[Directions for this task]
Copy all lines of the listing that include the string "localhost".

※ ※ ※

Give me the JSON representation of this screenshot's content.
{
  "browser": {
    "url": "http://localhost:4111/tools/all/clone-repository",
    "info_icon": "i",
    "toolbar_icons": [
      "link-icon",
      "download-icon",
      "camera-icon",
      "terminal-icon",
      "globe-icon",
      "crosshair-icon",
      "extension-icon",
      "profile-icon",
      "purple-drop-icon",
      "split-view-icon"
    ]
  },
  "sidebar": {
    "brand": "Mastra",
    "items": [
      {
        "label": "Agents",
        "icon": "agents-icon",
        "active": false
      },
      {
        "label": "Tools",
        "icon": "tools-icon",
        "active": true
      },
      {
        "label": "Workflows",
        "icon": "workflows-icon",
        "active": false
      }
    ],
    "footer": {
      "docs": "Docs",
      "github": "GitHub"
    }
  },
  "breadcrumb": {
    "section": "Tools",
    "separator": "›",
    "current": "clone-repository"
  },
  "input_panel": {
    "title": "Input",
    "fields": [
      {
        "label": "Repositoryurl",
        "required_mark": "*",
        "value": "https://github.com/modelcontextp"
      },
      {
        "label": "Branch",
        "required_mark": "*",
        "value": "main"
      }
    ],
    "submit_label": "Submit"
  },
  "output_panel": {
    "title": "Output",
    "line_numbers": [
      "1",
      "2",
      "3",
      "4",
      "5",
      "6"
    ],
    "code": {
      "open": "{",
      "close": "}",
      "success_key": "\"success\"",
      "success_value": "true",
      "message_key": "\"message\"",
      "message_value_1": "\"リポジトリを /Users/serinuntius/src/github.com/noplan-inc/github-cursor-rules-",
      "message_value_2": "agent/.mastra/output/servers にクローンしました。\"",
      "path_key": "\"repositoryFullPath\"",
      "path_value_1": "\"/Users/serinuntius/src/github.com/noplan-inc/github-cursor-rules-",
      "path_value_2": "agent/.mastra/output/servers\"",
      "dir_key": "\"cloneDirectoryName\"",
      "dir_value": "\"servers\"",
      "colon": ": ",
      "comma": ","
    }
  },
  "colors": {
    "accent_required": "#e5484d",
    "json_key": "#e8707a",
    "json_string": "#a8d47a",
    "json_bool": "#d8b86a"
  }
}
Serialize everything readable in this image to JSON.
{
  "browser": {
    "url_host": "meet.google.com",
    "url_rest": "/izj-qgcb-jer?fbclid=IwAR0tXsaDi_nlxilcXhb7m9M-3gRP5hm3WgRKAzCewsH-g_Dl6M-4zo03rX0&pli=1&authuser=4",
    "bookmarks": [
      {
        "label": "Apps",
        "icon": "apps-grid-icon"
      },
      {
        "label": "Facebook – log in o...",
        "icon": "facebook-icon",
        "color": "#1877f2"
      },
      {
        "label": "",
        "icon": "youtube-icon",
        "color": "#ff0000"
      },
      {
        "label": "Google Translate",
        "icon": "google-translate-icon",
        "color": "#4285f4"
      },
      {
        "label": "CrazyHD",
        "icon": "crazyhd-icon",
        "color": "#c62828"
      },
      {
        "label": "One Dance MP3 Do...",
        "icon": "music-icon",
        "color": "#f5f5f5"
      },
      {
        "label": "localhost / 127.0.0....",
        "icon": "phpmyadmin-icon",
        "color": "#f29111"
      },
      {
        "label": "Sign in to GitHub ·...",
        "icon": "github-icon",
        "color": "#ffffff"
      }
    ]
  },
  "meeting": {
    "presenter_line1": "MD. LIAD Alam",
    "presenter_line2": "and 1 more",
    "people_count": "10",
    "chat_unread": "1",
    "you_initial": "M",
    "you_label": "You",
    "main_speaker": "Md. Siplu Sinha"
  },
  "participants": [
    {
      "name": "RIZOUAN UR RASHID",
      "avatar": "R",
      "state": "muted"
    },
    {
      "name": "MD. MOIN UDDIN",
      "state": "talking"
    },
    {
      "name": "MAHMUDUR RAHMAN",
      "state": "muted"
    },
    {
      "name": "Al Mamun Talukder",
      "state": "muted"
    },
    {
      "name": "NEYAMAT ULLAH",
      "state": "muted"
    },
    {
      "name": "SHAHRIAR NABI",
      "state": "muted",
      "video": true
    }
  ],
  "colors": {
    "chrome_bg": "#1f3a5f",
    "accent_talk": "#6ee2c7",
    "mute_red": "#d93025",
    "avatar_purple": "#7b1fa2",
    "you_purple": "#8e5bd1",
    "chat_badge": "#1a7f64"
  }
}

※ ※ ※

[Full response]
    "url": "http://localhost:4111/tools/all/clone-repository",
        "label": "localhost / 127.0.0....",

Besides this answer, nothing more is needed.